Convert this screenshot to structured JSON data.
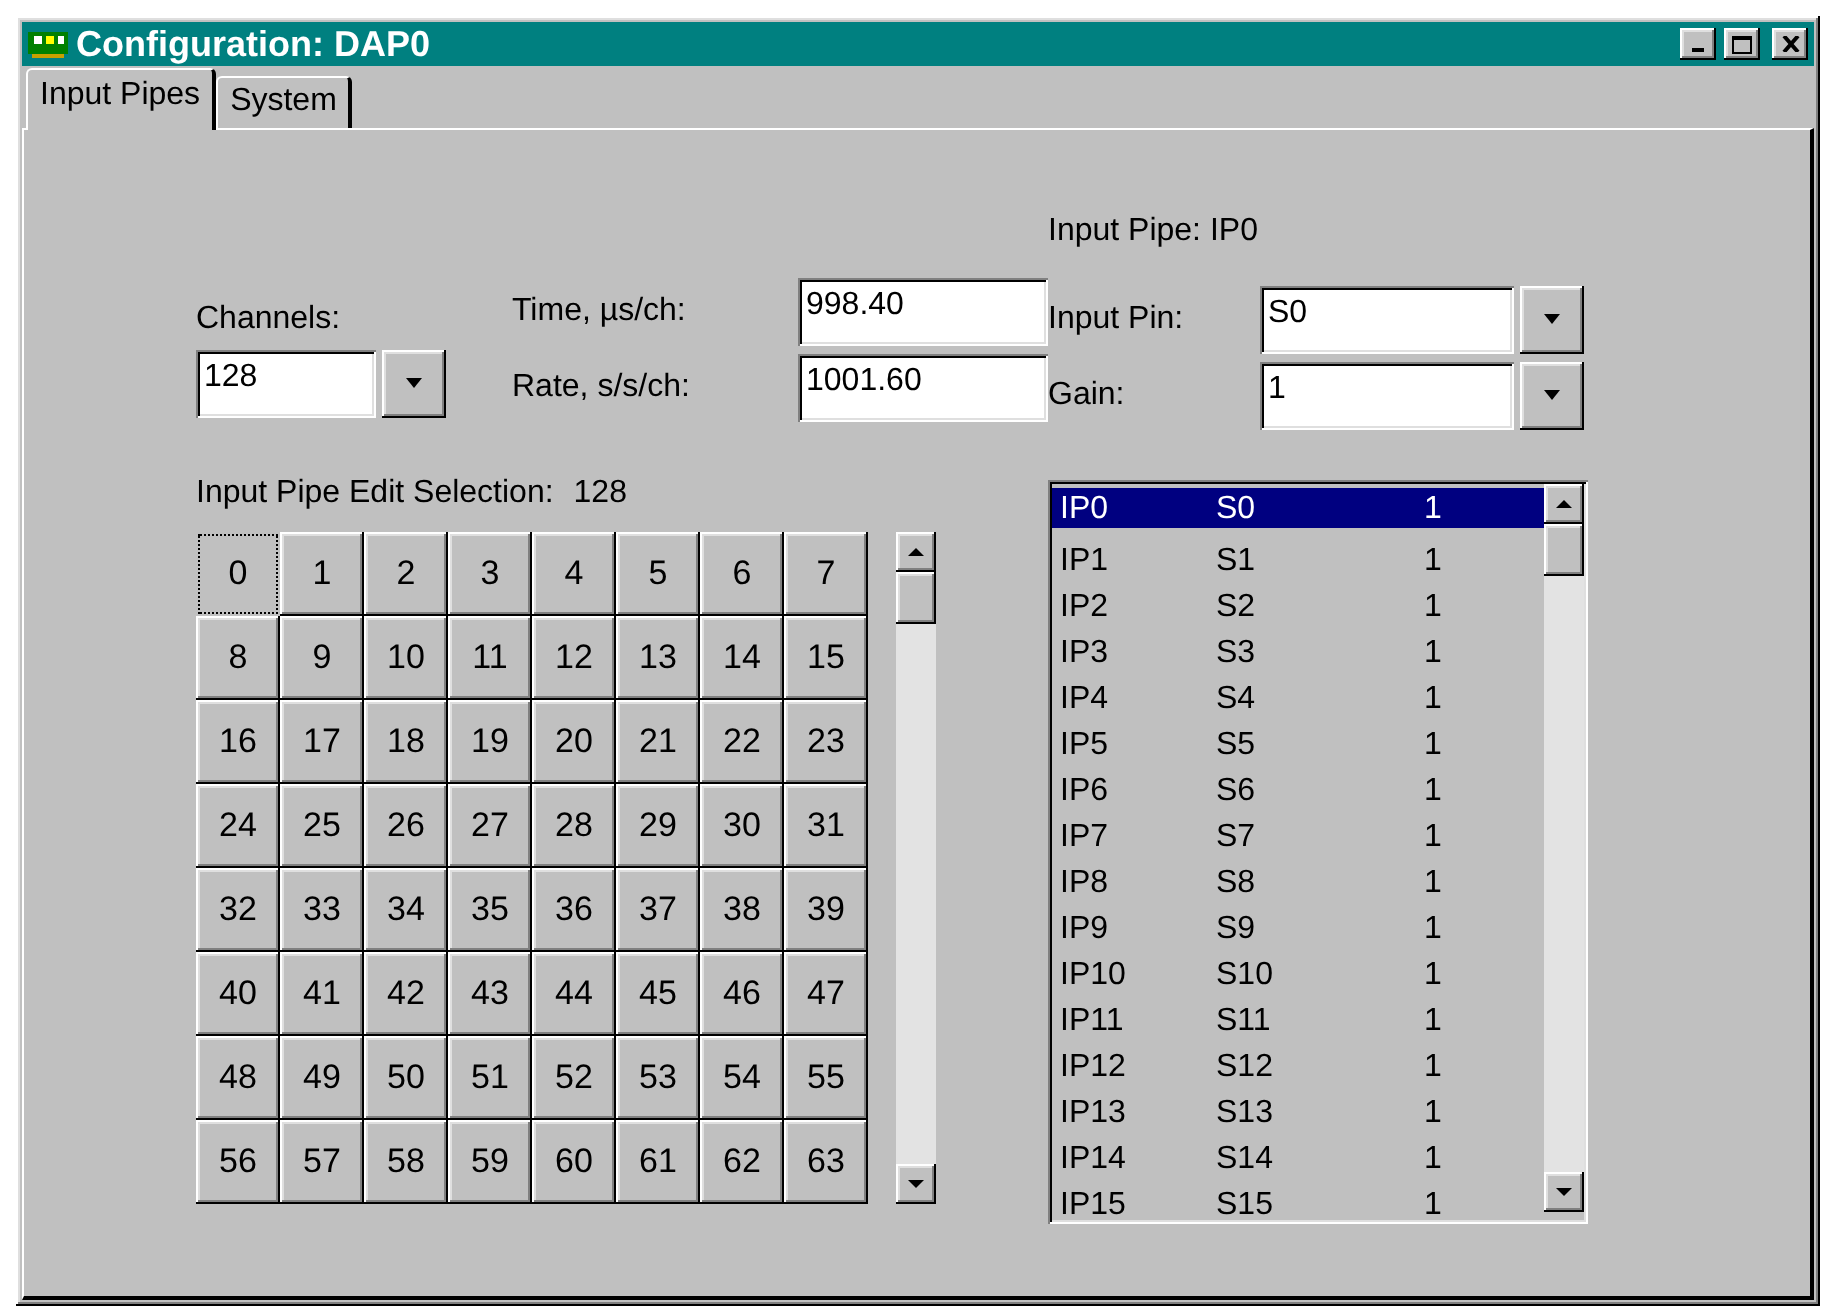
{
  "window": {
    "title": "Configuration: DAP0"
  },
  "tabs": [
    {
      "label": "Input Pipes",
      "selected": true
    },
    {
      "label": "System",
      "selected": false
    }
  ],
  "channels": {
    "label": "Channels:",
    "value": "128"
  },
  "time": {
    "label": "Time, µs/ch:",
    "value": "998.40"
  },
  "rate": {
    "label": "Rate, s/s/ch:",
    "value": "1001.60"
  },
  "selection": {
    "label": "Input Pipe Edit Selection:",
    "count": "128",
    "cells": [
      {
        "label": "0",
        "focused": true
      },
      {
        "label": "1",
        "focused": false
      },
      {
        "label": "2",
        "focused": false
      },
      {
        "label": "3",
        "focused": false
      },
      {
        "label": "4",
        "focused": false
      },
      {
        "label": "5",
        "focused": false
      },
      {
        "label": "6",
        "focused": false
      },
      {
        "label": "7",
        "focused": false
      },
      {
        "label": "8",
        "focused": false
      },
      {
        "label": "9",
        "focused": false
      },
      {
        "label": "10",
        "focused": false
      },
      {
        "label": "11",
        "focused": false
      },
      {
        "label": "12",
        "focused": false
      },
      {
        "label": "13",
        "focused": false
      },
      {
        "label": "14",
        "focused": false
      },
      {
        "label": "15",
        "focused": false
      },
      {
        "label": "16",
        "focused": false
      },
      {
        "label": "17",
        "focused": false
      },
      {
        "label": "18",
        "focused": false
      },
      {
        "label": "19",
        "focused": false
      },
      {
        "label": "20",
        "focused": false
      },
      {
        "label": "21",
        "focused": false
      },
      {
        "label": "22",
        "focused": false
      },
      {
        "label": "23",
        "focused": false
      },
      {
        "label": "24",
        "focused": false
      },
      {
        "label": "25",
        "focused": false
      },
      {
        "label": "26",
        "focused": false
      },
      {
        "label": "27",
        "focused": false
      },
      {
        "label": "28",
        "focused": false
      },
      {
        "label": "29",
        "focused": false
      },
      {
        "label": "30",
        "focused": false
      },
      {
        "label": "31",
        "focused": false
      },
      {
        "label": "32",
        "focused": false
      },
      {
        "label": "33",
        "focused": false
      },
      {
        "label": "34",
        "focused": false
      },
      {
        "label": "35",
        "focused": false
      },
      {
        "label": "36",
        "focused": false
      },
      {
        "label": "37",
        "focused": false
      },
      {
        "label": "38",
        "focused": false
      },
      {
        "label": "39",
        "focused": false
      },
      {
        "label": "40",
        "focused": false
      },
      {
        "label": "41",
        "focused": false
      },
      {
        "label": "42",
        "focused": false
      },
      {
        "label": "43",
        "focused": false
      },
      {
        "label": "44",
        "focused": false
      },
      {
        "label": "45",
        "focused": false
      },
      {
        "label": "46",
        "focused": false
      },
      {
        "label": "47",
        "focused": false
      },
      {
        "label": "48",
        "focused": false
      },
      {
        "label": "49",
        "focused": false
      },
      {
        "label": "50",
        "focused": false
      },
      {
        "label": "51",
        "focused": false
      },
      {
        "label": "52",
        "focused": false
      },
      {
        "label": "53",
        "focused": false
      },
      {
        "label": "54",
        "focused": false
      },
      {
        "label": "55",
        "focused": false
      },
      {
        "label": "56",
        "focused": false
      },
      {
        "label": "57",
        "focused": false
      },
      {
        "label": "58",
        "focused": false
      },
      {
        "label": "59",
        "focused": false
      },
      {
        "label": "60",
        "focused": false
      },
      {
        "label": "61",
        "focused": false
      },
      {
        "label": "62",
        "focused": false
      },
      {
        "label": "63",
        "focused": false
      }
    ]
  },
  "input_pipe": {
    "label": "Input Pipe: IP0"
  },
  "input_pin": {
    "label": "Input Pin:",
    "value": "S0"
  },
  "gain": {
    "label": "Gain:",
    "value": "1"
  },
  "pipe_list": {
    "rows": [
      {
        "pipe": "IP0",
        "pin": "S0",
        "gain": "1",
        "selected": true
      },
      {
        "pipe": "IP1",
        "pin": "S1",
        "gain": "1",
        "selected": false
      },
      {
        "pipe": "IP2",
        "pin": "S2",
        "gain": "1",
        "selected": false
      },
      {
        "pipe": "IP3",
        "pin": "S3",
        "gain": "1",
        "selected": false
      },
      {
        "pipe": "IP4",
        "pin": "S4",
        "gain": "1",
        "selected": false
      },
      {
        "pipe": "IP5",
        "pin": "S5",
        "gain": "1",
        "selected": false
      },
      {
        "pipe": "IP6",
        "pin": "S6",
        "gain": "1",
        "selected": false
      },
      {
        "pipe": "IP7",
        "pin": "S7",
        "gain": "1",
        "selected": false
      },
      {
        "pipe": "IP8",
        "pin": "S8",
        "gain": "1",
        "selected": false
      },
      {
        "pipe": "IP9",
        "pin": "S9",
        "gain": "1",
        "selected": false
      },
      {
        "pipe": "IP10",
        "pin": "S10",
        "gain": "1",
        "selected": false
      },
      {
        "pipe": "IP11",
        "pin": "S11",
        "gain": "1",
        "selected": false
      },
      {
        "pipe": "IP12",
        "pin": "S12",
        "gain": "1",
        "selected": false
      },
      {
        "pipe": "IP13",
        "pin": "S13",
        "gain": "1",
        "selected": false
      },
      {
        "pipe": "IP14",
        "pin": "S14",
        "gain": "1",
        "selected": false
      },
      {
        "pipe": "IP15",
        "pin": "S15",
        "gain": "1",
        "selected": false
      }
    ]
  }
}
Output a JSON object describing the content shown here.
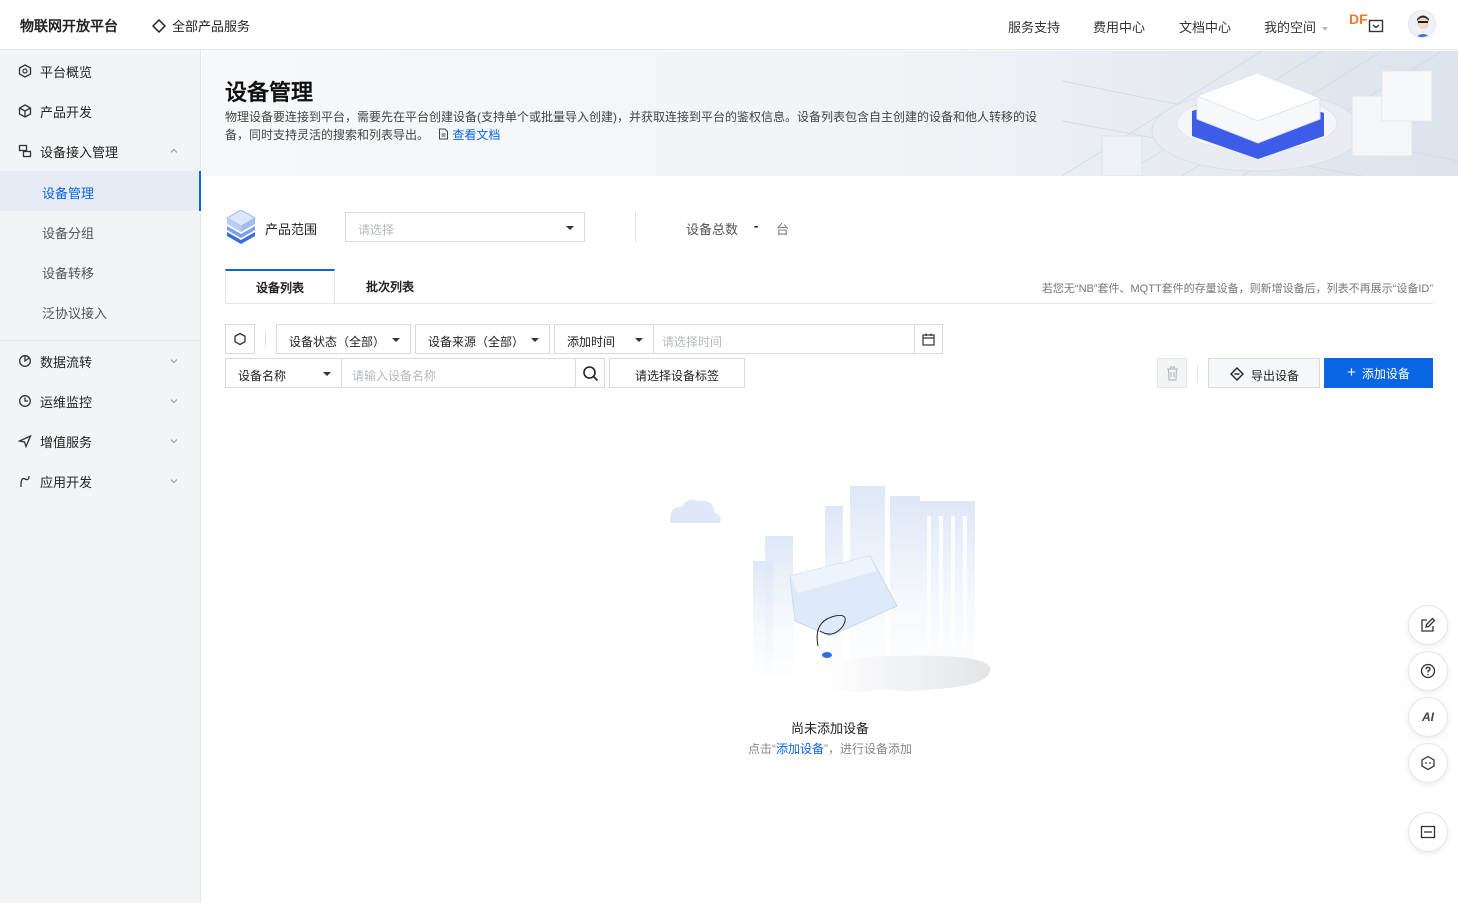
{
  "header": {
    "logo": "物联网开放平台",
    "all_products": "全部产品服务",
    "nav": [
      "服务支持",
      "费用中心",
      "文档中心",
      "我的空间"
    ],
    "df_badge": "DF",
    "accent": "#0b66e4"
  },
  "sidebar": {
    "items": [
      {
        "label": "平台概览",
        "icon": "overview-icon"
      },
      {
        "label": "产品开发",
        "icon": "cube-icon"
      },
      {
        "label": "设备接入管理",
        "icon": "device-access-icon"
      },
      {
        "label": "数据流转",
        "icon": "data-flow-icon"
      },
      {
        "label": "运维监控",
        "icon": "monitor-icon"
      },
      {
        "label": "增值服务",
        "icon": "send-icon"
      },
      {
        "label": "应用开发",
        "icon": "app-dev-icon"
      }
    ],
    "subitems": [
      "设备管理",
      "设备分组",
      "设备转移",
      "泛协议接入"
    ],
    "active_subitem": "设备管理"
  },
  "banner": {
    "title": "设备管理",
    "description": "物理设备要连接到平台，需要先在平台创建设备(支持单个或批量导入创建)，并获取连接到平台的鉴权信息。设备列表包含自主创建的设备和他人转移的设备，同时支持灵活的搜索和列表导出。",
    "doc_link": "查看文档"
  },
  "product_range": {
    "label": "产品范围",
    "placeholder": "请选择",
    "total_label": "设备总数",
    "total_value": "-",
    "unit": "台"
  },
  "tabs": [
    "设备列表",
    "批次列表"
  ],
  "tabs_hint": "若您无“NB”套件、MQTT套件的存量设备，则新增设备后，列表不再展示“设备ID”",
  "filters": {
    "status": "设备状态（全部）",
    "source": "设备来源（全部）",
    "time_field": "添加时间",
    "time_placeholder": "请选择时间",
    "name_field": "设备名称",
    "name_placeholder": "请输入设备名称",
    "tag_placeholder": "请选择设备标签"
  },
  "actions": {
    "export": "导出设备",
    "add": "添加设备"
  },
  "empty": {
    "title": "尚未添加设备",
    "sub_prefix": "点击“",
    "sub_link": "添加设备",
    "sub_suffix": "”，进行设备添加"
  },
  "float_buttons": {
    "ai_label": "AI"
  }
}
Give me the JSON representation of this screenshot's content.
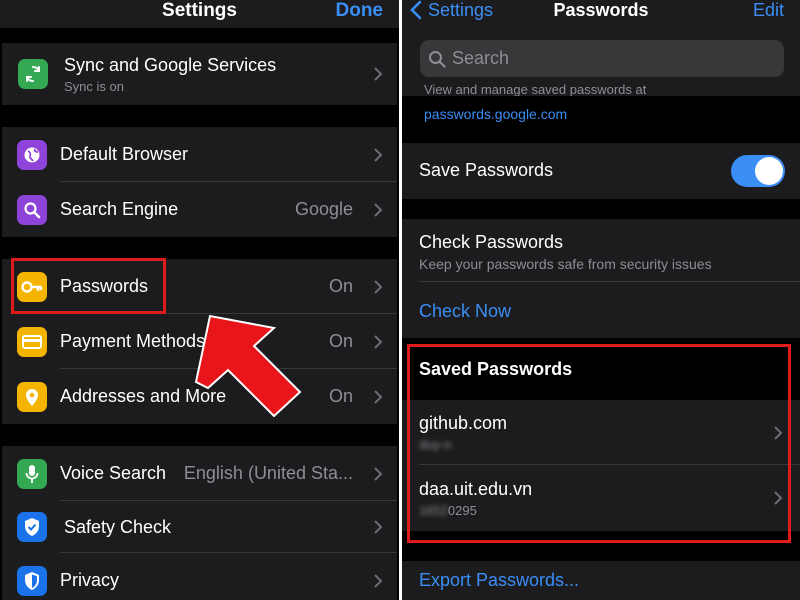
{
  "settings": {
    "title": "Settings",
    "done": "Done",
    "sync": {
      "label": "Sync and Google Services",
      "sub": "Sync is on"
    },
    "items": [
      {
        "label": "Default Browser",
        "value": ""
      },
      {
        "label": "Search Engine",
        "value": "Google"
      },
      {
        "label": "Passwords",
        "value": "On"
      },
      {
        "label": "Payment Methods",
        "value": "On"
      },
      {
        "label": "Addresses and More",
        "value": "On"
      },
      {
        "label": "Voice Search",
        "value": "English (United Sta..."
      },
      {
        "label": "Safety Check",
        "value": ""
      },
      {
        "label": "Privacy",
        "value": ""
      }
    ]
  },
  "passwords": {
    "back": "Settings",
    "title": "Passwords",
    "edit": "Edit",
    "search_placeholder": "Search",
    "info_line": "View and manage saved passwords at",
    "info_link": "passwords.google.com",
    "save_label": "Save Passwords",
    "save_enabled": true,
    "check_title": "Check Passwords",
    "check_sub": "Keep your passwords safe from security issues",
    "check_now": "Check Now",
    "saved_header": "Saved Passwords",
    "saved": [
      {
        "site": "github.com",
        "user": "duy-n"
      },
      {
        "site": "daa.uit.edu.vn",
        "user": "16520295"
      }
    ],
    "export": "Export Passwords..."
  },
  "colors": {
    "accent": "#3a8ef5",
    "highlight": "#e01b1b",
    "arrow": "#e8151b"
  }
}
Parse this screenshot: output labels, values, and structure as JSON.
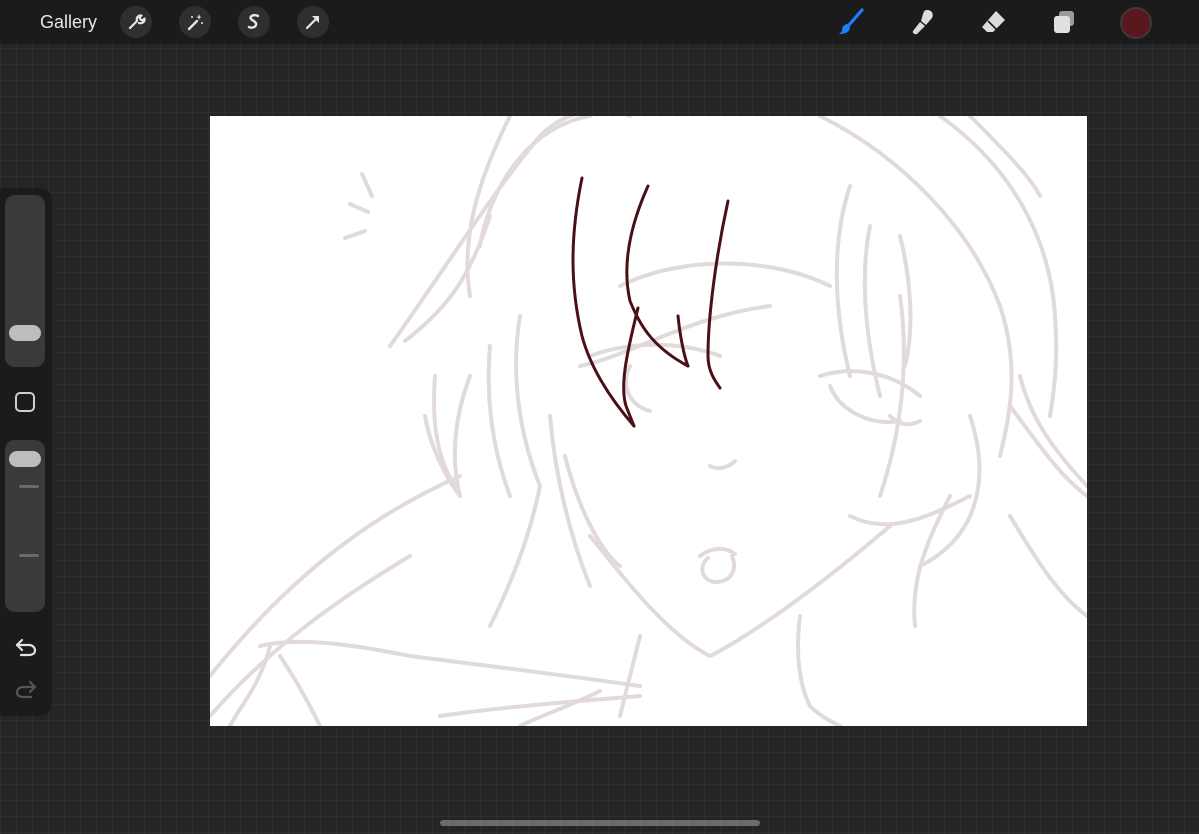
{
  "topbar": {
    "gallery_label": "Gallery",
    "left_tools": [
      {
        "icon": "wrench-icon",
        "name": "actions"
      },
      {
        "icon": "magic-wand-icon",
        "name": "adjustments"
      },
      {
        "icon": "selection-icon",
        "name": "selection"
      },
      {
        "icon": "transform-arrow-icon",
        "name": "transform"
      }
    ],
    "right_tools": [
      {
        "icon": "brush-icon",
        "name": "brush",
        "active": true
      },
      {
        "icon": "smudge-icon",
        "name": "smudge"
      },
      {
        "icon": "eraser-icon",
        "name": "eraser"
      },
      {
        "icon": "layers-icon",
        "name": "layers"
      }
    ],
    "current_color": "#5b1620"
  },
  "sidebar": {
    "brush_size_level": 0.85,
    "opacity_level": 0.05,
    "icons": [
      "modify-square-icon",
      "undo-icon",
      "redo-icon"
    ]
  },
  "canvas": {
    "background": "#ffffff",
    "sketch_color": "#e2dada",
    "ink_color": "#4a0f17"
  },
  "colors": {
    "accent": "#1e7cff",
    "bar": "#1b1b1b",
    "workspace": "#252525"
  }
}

REQUIRED WORK — Give the number of lines in the material above that have the word "设备管理" in them, and nothing more.

WORKED ANSWER — 3